# To do
Give the number of lines containing the word "ଉପଲକ" and nothing more.
*** Data records ***
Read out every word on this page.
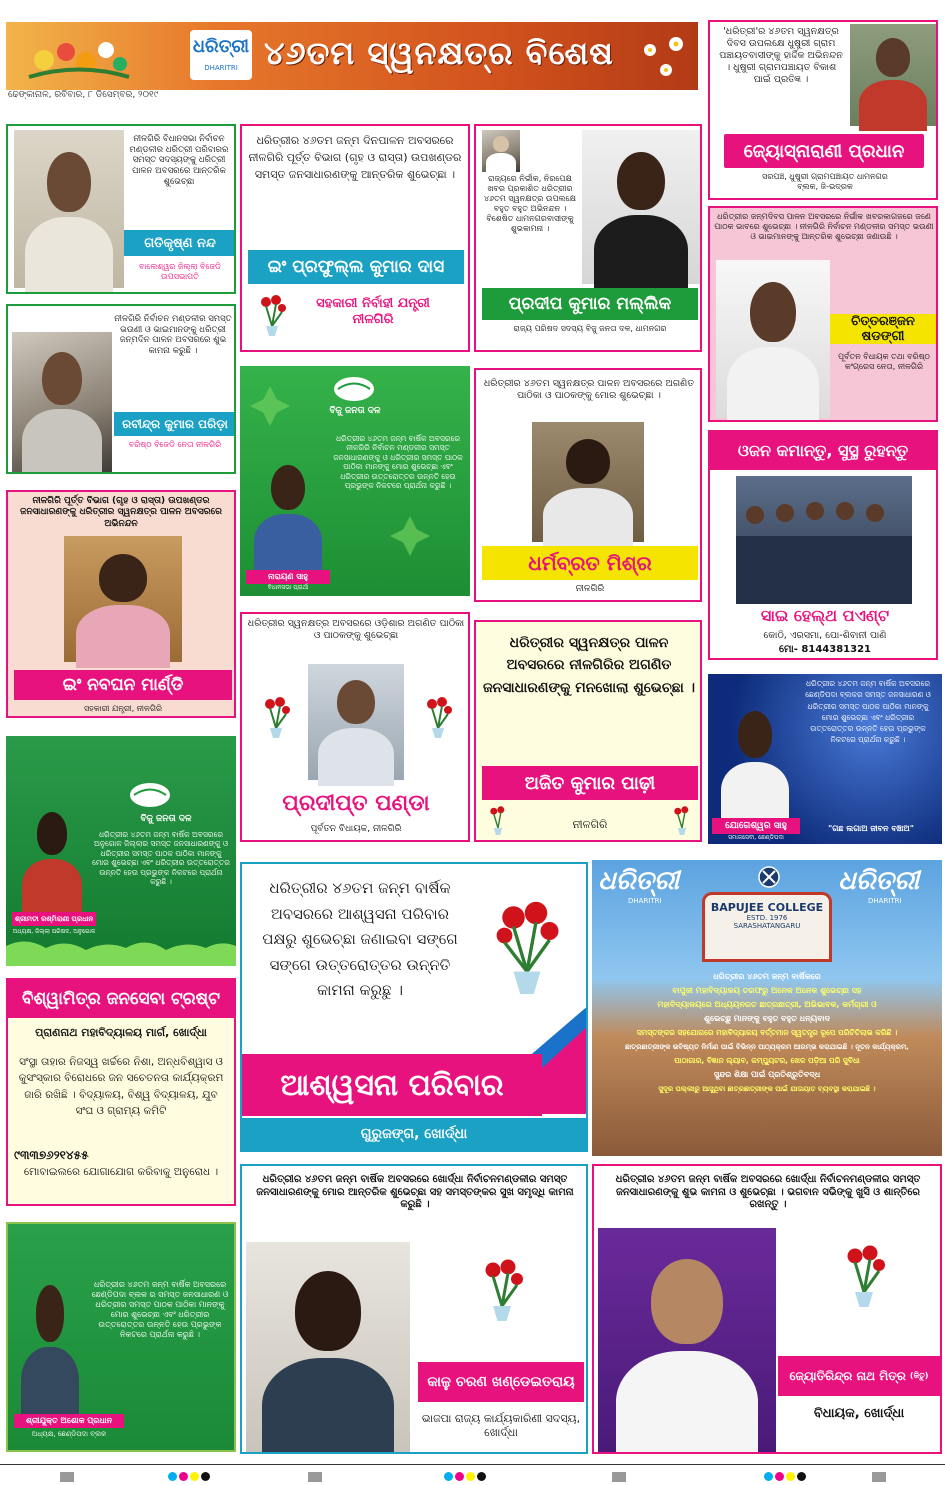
ଧରିତ୍ରୀ
DHARITRI ୪୬ତମ ସ୍ୱନକ୍ଷତ୍ର ବିଶେଷ
ଢେଙ୍କାନାଳ, ରବିବାର, ୮ ଡିସେମ୍ବର, ୨୦୧୯
'ଧରିତ୍ରୀ'ର ୪୬ତମ ସ୍ୱନକ୍ଷତ୍ର ଦିବସ ଉପଲକ୍ଷେ ଧୁଷୁରୀ ଗ୍ରାମ ପଞ୍ଚାୟତବାସୀଙ୍କୁ ହାର୍ଦ୍ଦିକ ଅଭିନନ୍ଦନ । ଧୁଷୁରୀ ଗ୍ରାମପଞ୍ଚାୟତ ବିକାଶ ପାଇଁ ପ୍ରତିଜ୍ଞ ।
ଜ୍ୟୋସ୍ନାରାଣୀ ପ୍ରଧାନ
ସରପଞ୍ଚ, ଧୁଷୁରୀ ଗ୍ରାମପଞ୍ଚାୟତ ଧାମନଗର ବ୍ଲକ, ଜି-ଭଦ୍ରକ
ନୀଳଗିରି ବିଧାନସଭା ନିର୍ବାଚନ ମଣ୍ଡଳୀର ଧରିତ୍ରୀ ପରିବାରର ସମସ୍ତ ସଦସ୍ୟଙ୍କୁ ଧରିତ୍ରୀ ପାଳନ ଅବସରରେ ଆନ୍ତରିକ ଶୁଭେଚ୍ଛା
ଗତିକୃଷ୍ଣ ନନ୍ଦ
ବାଲେଶ୍ୱର ଜିଲ୍ଲା ବିଜେଡି ଉପସଭାପତି
ନୀଳଗିରି ନିର୍ବାଚନ ମଣ୍ଡଳୀର ସମସ୍ତ ଭଉଣୀ ଓ ଭାଇମାନଙ୍କୁ ଧରିତ୍ରୀ ଜନ୍ମଦିନ ପାଳନ ଅବସରରେ ଶୁଭ କାମନା କରୁଛି ।
ରବୀନ୍ଦ୍ର କୁମାର ପରିଡ଼ା
ବରିଷ୍ଠ ବିଜେଡି ନେତା ନୀଳଗିରି
ନୀଳଗିରି ପୂର୍ତ୍ତ ବିଭାଗ (ଗୃହ ଓ ରାସ୍ତା) ଉପଖଣ୍ଡର ଜନସାଧାରଣଙ୍କୁ ଧରିତ୍ରୀର ସ୍ୱନକ୍ଷତ୍ର ପାଳନ ଅବସରରେ ଅଭିନନ୍ଦନ
ଇଂ ନବଘନ ମାର୍ଣ୍ଡି
ସହକାରୀ ଯନ୍ତ୍ରୀ, ନୀଳଗିରି
ବିଜୁ ଜନତା ଦଳ
ଧରିତ୍ରୀର ୪୬ତମ ଜନ୍ମ ବାର୍ଷିକ ଅବସରରେ ଅନୁଗୋଳ ଜିଲ୍ଲାର ସମସ୍ତ ଜନସାଧାରଣଙ୍କୁ ଓ ଧରିତ୍ରୀର ସମସ୍ତ ପାଠକ ପାଠିକା ମାନଙ୍କୁ ମୋର ଶୁଭେଚ୍ଛା ଏବଂ ଧରିତ୍ରୀର ଉତ୍ତରୋତ୍ତର ଉନ୍ନତି ହେଉ ପ୍ରଭୁଙ୍କ ନିକଟରେ ପ୍ରାର୍ଥନା କରୁଛି ।
ଶ୍ରୀମତୀ ରଶ୍ମିରାଣୀ ପ୍ରଧାନ
ଅଧ୍ୟକ୍ଷ, ଜିଲ୍ଲା ପରିଷଦ, ଅନୁଗୋଳ
ବିଶ୍ୱାମିତ୍ର ଜନସେବା ଟ୍ରଷ୍ଟ
ପ୍ରାଣନାଥ ମହାବିଦ୍ୟାଳୟ ମାର୍ଗ, ଖୋର୍ଦ୍ଧା
ସଂସ୍ଥା ତାହାର ନିଜସ୍ୱ ଖର୍ଚ୍ଚରେ ନିଶା, ଅନ୍ଧବିଶ୍ୱାସ ଓ କୁସଂସ୍କାର ବିରୋଧରେ ଜନ ସଚେତନତା କାର୍ଯ୍ୟକ୍ରମ ଜାରି ରଖିଛି । ବିଦ୍ୟାଳୟ, ବିଶ୍ୱ ବିଦ୍ୟାଳୟ, ଯୁବ ସଂଘ ଓ ଗ୍ରାମ୍ୟ କମିଟି
୯୩୩୭୬୨୧୪୫୫
ମୋବାଇଲରେ ଯୋଗାଯୋଗ କରିବାକୁ ଅନୁରୋଧ ।
ଧରିତ୍ରୀର ୪୬ତମ ଜନ୍ମ ବାର୍ଷିକ ଅବସରରେ ଛେଣ୍ଡିପଦା ବ୍ଲକ ର ସମସ୍ତ ଜନସାଧାରଣ ଓ ଧରିତ୍ରୀର ସମସ୍ତ ପାଠକ ପାଠିକା ମାନଙ୍କୁ ମୋର ଶୁଭେଚ୍ଛା ଏବଂ ଧରିତ୍ରୀର ଉତ୍ତରୋତ୍ତର ଉନ୍ନତି ହେଉ ପ୍ରଭୁଙ୍କ ନିକଟରେ ପ୍ରାର୍ଥନା କରୁଛି ।
ଶ୍ରୀଯୁକ୍ତ ଅଶୋକ ପ୍ରଧାନ
ଅଧ୍ୟକ୍ଷ, ଛେଣ୍ଡିପଦା ବ୍ଲକ
ଧରିତ୍ରୀର ୪୬ତମ ଜନ୍ମ ଦିନପାଳନ ଅବସରରେ ନୀଳଗିରି ପୂର୍ତ୍ତ ବିଭାଗ (ଗୃହ ଓ ରାସ୍ତା) ଉପଖଣ୍ଡର ସମସ୍ତ ଜନସାଧାରଣଙ୍କୁ ଆନ୍ତରିକ ଶୁଭେଚ୍ଛା ।
ଇଂ ପ୍ରଫୁଲ୍ଲ କୁମାର ଦାସ
ସହକାରୀ ନିର୍ବାହୀ ଯନ୍ତ୍ରୀ ନୀଳଗିରି
ବିଜୁ ଜନତା ଦଳ
ଧରିତ୍ରୀର ୪୬ତମ ଜନ୍ମ ବାର୍ଷିକ ଅବସରରେ ନୀଳଗିରି ନିର୍ବାଚନ ମଣ୍ଡଳୀର ସମସ୍ତ ଜନସାଧାରଣଙ୍କୁ ଓ ଧରିତ୍ରୀର ସମସ୍ତ ପାଠକ ପାଠିକା ମାନଙ୍କୁ ମୋର ଶୁଭେଚ୍ଛା ଏବଂ ଧରିତ୍ରୀର ଉତ୍ତରୋତ୍ତର ଉନ୍ନତି ହେଉ ପ୍ରଭୁଙ୍କ ନିକଟରେ ପ୍ରାର୍ଥନା କରୁଛି ।
ନାରାୟଣ ସାହୁ
ବିଧାନସଭା ପ୍ରାର୍ଥୀ
ଧରିତ୍ରୀର ସ୍ୱନକ୍ଷତ୍ର ଅବସରରେ ଓଡ଼ିଶାର ଅଗଣିତ ପାଠିକା ଓ ପାଠକଙ୍କୁ ଶୁଭେଚ୍ଛା
ପ୍ରଦୀପ୍ତ ପଣ୍ଡା
ପୂର୍ବତନ ବିଧାୟକ, ନୀଳଗିରି
ଧରିତ୍ରୀର ୪୬ତମ ଜନ୍ମ ବାର୍ଷିକ ଅବସରରେ ଆଶ୍ୱସନା ପରିବାର ପକ୍ଷରୁ ଶୁଭେଚ୍ଛା ଜଣାଇବା ସଙ୍ଗେ ସଙ୍ଗେ ଉତ୍ତରୋତ୍ତର ଉନ୍ନତି କାମନା କରୁଛୁ ।
ଆଶ୍ୱସନା ପରିବାର
ଗୁରୁଜଙ୍ଗ, ଖୋର୍ଦ୍ଧା
ଧରିତ୍ରୀର ୪୬ତମ ଜନ୍ମ ବାର୍ଷିକ ଅବସରରେ ଖୋର୍ଦ୍ଧା ନିର୍ବାଚନମଣ୍ଡଳୀର ସମସ୍ତ ଜନସାଧାରଣଙ୍କୁ ମୋର ଆନ୍ତରିକ ଶୁଭେଚ୍ଛା ସହ ସମସ୍ତଙ୍କର ସୁଖ ସମୃଦ୍ଧି କାମନା କରୁଛି ।
କାଳୁ ଚରଣ ଖଣ୍ଡେଇତରାୟ
ଭାଜପା ରାଜ୍ୟ କାର୍ଯ୍ୟକାରିଣୀ ସଦସ୍ୟ, ଖୋର୍ଦ୍ଧା
ରାଜ୍ୟରେ ନିର୍ଭୀକ, ନିରପେକ୍ଷ ଖବର ପ୍ରକାଶିତ ଧରିତ୍ରୀର ୪୬ତମ ସ୍ୱନକ୍ଷତ୍ର ଉପଲକ୍ଷେ ବହୁତ ବହୁତ ଅଭିନନ୍ଦନ । ବିଶେଷିତ ଧାମନଗରବାସୀଙ୍କୁ ଶୁଭକାମନା ।
ପ୍ରଦୀପ କୁମାର ମଲ୍ଲିକ
ରାଜ୍ୟ ପରିଷଦ ସଦସ୍ୟ ବିଜୁ ଜନତା ଦଳ, ଧାମନଗର
ଧରିତ୍ରୀର ୪୬ତମ ସ୍ୱନକ୍ଷତ୍ର ପାଳନ ଅବସରରେ ଅଗଣିତ ପାଠିକା ଓ ପାଠକଙ୍କୁ ମୋର ଶୁଭେଚ୍ଛା ।
ଧର୍ମବ୍ରତ ମିଶ୍ର
ନୀଳଗିରି
ଧରିତ୍ରୀର ସ୍ୱନକ୍ଷତ୍ର ପାଳନ ଅବସରରେ ନୀଳଗିରିର ଅଗଣିତ ଜନସାଧାରଣଙ୍କୁ ମନଖୋଲା ଶୁଭେଚ୍ଛା ।
ଅଜିତ କୁମାର ପାଢ଼ୀ
ନୀଳଗିରି
ଧରିତ୍ରୀର ଜନ୍ମଦିବସ ପାଳନ ଅବସରରେ ନିର୍ଭୀକ ଖବରକାଗଜରେ ଜଣେ ପାଠକ ଭାବରେ ଶୁଭେଚ୍ଛା । ନୀଳଗିରି ନିର୍ବାଚନ ମଣ୍ଡଳୀର ସମସ୍ତ ଭଉଣୀ ଓ ଭାଇମାନଙ୍କୁ ଆନ୍ତରିକ ଶୁଭେଚ୍ଛା ଜଣାଉଛି ।
ଚିତ୍ତରଞ୍ଜନ ଷଡଙ୍ଗୀ
ପୂର୍ବତନ ବିଧାୟକ ତଥା ବରିଷ୍ଠ କଂଗ୍ରେସ ନେତା, ନୀଳଗିରି
ଓଜନ କମାନ୍ତୁ, ସୁସ୍ଥ ରୁହନ୍ତୁ
ସାଇ ହେଲ୍‌ଥ ପଏଣ୍ଟ
କୋଠି, ଏରସମା, ପୋ-ଶିବାନୀ ପାଣି
ମୋ- 8144381321
ଧରିତ୍ରୀର ୪୬ତମ ଜନ୍ମ ବାର୍ଷିକ ଅବସରରେ ଛେଣ୍ଡିପଦା ବ୍ଲକର ସମସ୍ତ ଜନସାଧାରଣ ଓ ଧରିତ୍ରୀର ସମସ୍ତ ପାଠକ ପାଠିକା ମାନଙ୍କୁ ମୋର ଶୁଭେଚ୍ଛା ଏବଂ ଧରିତ୍ରୀର ଉତ୍ତରୋତ୍ତର ଉନ୍ନତି ହେଉ ପ୍ରଭୁଙ୍କ ନିକଟରେ ପ୍ରାର୍ଥନା କରୁଛି ।
ଯୋଗେଶ୍ୱର ସାହୁ
ସମାଜସେବୀ, ଛେଣ୍ଡିପଦା
"ଗଛ ଲଗାଅ ଜୀବନ ବଞ୍ଚାଅ"
ଧରିତ୍ରୀ
DHARITRI
ଧରିତ୍ରୀ
DHARITRI
BAPUJEE COLLEGE
ESTD. 1976
SARASHATANGARU
ଧରିତ୍ରୀର ୪୬ତମ ଜନ୍ମ ବାର୍ଷିକରେ
ବାପୁଜୀ ମହାବିଦ୍ୟାଳୟ ତରଫରୁ ଅନେକ ଅନେକ ଶୁଭେଚ୍ଛା ସହ
ମହାବିଦ୍ୟାଳୟରେ ଅଧ୍ୟୟନରତ ଛାତ୍ରଛାତ୍ରୀ, ଅଭିଭାବକ, କର୍ମଚାରୀ ଓ
ଶୁଭେଚ୍ଛୁ ମାନଙ୍କୁ ବହୁତ ବହୁତ ଧନ୍ୟବାଦ
ସମସ୍ତଙ୍କର ସହଯୋଗରେ ମହାବିଦ୍ୟାଳୟ ବର୍ତ୍ତମାନ ସ୍ୱତନ୍ତ୍ର ରୂପେ ପରିଚିତିଲାଭ କରିଛି ।
ଛାତ୍ରଛାତ୍ରୀଙ୍କ ଭବିଷ୍ୟତ ନିର୍ମାଣ ପାଇଁ ବିଭିନ୍ନ ପାଠ୍ୟକ୍ରମ ଆରମ୍ଭ କରାଯାଇଛି । ନୂତନ କାର୍ଯ୍ୟକ୍ରମ,
ପାଠାଗାର, ବିଜ୍ଞାନ ଲ୍ୟାବ, କମ୍ପ୍ୟୁଟର, ଖେଳ ପଡ଼ିଆ ପରି ସୁବିଧା
ସୁନ୍ଦର ଶିକ୍ଷା ପାଇଁ ପ୍ରତିଶ୍ରୁତିବଦ୍ଧ
ସୁଦୂର ପଲ୍ଲୀରୁ ଆସୁଥିବା ଛାତ୍ରଛାତ୍ରୀଙ୍କ ପାଇଁ ଯାତାୟାତ ବ୍ୟବସ୍ଥା କରାଯାଇଛି ।
ଧରିତ୍ରୀର ୪୬ତମ ଜନ୍ମ ବାର୍ଷିକ ଅବସରରେ ଖୋର୍ଦ୍ଧା ନିର୍ବାଚନମଣ୍ଡଳୀର ସମସ୍ତ ଜନସାଧାରଣଙ୍କୁ ଶୁଭ କାମନା ଓ ଶୁଭେଚ୍ଛା । ଭଗବାନ ସଭିଙ୍କୁ ଖୁସି ଓ ଶାନ୍ତିରେ ରଖନ୍ତୁ ।
ଜ୍ୟୋତିରିନ୍ଦ୍ର ନାଥ ମିତ୍ର (ଜିତୁ)
ବିଧାୟକ, ଖୋର୍ଦ୍ଧା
***
# Result for this exercise
2